What is required
Determine the number of lines holding the word "حديث"; answer with that number only.

[Items from a dataset]

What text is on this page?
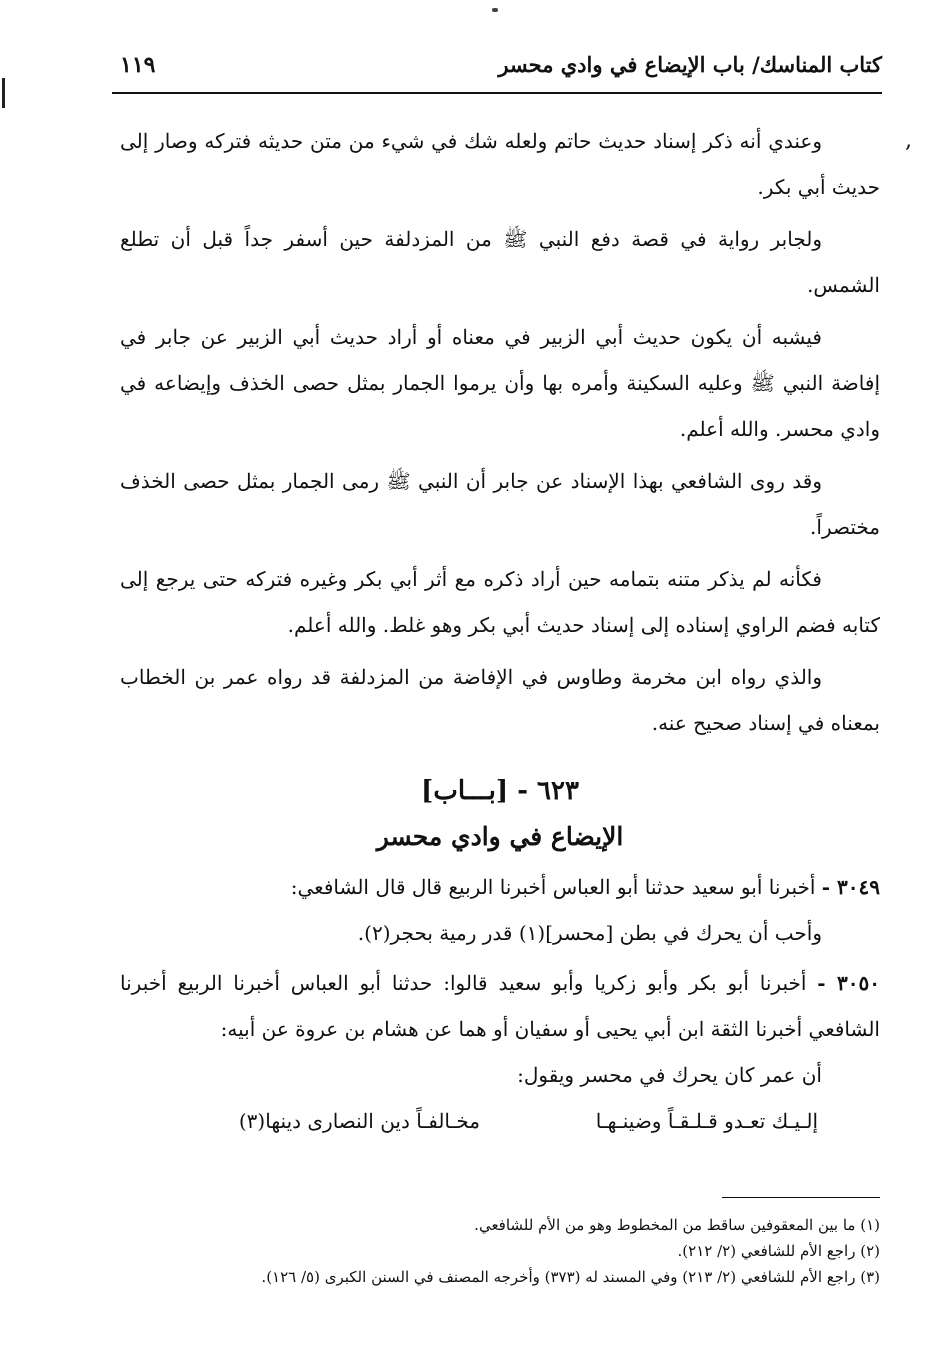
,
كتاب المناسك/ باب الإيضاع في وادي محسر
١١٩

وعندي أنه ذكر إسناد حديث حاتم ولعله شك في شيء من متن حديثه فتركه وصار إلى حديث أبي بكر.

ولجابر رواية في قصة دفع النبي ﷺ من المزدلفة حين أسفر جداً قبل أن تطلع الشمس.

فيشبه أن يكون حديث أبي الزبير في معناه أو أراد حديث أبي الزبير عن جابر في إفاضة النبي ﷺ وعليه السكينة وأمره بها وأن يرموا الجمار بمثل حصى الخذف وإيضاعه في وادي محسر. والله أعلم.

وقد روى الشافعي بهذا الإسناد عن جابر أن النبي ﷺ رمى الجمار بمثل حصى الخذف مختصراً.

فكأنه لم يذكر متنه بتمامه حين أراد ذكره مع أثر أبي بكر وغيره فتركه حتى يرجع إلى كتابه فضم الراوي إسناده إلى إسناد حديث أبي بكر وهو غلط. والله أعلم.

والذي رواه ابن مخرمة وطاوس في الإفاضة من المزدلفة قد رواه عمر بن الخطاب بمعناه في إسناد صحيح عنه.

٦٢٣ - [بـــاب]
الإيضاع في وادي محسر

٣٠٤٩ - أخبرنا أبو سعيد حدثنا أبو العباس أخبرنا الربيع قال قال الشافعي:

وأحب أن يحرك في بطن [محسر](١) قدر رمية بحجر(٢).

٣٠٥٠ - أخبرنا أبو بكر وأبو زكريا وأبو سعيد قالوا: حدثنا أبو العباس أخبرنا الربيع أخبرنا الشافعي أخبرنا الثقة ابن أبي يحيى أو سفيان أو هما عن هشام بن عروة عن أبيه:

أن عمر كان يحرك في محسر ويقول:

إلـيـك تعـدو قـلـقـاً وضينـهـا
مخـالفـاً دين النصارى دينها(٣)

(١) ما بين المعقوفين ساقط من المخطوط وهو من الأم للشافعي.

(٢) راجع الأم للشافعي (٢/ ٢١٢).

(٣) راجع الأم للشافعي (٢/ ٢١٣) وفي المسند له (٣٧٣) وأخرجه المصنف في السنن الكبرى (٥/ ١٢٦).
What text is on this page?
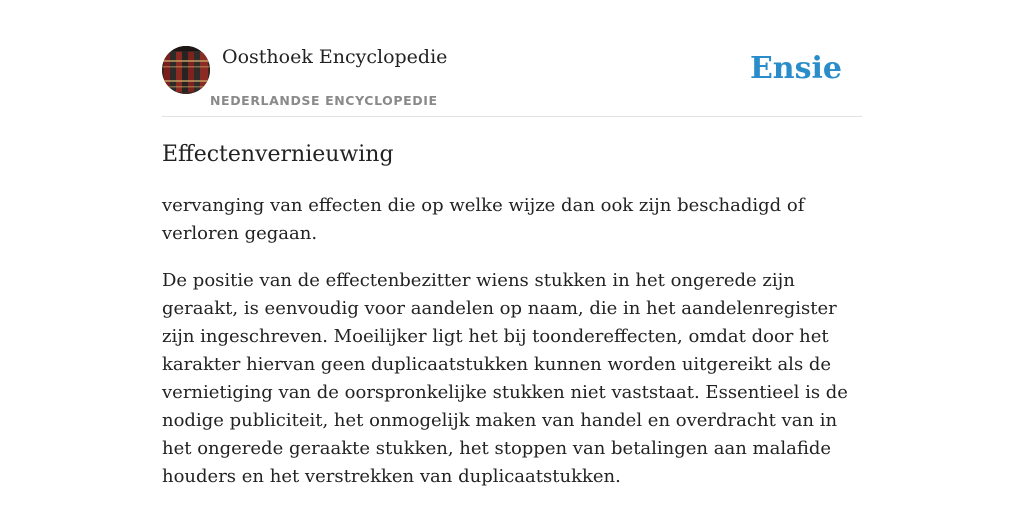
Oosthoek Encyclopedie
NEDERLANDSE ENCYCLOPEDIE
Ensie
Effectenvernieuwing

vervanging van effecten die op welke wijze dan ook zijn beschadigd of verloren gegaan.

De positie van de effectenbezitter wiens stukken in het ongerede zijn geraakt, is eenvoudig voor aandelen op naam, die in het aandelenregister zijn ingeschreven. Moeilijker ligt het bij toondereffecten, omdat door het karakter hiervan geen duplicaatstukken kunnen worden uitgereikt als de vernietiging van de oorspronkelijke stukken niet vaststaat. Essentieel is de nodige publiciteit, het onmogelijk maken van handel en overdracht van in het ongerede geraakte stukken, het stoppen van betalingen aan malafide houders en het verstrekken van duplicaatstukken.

---

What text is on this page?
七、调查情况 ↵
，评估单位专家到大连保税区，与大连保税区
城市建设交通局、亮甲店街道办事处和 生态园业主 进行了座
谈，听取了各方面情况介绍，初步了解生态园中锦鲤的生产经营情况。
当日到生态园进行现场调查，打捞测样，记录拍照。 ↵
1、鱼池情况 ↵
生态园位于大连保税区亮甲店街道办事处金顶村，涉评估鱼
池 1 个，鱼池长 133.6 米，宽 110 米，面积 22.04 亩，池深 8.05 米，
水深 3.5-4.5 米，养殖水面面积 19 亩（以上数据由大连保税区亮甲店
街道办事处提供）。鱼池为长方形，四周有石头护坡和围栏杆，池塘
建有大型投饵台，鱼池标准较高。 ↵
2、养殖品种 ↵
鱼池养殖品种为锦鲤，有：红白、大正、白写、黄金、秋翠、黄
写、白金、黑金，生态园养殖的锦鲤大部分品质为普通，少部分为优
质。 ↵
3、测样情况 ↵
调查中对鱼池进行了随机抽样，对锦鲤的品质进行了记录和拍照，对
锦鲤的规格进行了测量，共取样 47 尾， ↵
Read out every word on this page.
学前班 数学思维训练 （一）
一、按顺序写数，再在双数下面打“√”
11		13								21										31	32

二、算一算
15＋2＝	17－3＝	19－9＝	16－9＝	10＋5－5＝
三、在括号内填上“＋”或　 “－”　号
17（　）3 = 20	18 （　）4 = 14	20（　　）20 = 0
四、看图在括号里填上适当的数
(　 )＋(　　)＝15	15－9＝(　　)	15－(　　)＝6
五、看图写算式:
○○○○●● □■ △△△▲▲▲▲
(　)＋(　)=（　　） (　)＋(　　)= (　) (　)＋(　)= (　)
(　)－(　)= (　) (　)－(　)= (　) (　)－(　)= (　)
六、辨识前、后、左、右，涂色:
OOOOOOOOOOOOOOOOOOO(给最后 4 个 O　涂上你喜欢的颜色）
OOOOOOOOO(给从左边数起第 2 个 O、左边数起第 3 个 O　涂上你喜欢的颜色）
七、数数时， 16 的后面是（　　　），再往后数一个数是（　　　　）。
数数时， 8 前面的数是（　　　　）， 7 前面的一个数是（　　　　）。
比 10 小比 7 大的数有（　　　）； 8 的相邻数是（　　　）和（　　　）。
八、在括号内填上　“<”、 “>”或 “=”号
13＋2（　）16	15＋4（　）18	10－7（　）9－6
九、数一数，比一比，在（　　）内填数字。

Solution for this task
3